_Supplied records:_
^^^^^^^^^^^^^^^^

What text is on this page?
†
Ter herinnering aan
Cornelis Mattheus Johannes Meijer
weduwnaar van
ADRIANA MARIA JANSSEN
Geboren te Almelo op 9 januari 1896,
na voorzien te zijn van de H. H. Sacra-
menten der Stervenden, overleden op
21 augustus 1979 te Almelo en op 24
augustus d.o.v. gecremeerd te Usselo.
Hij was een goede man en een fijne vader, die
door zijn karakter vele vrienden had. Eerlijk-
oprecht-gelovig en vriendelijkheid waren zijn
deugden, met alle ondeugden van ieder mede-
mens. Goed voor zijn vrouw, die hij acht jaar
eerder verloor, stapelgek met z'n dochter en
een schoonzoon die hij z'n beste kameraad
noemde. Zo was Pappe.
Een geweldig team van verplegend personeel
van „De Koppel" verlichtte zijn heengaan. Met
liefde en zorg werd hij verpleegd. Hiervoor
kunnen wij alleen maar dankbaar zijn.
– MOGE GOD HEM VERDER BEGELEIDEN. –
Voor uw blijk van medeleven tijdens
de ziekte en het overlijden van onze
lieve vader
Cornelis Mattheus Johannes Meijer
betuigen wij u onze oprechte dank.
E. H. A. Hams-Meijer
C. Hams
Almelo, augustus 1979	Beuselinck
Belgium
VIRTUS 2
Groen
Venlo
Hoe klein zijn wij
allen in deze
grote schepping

^^^^^^^^^^^^^^^^

Each of the records should be retyped exactly.

_Exercise solution:_
What text is on this page?
†
Ter herinnering aan
Cornelis Mattheus Johannes Meijer
weduwnaar van
ADRIANA MARIA JANSSEN
Geboren te Almelo op 9 januari 1896,
na voorzien te zijn van de H. H. Sacra-
menten der Stervenden, overleden op
21 augustus 1979 te Almelo en op 24
augustus d.o.v. gecremeerd te Usselo.
Hij was een goede man en een fijne vader, die
door zijn karakter vele vrienden had. Eerlijk-
oprecht-gelovig en vriendelijkheid waren zijn
deugden, met alle ondeugden van ieder mede-
mens. Goed voor zijn vrouw, die hij acht jaar
eerder verloor, stapelgek met z'n dochter en
een schoonzoon die hij z'n beste kameraad
noemde. Zo was Pappe.
Een geweldig team van verplegend personeel
van „De Koppel" verlichtte zijn heengaan. Met
liefde en zorg werd hij verpleegd. Hiervoor
kunnen wij alleen maar dankbaar zijn.
– MOGE GOD HEM VERDER BEGELEIDEN. –
Voor uw blijk van medeleven tijdens
de ziekte en het overlijden van onze
lieve vader
Cornelis Mattheus Johannes Meijer
betuigen wij u onze oprechte dank.
E. H. A. Hams-Meijer
C. Hams
Almelo, augustus 1979	Beuselinck
Belgium
VIRTUS 2
Groen
Venlo
Hoe klein zijn wij
allen in deze
grote schepping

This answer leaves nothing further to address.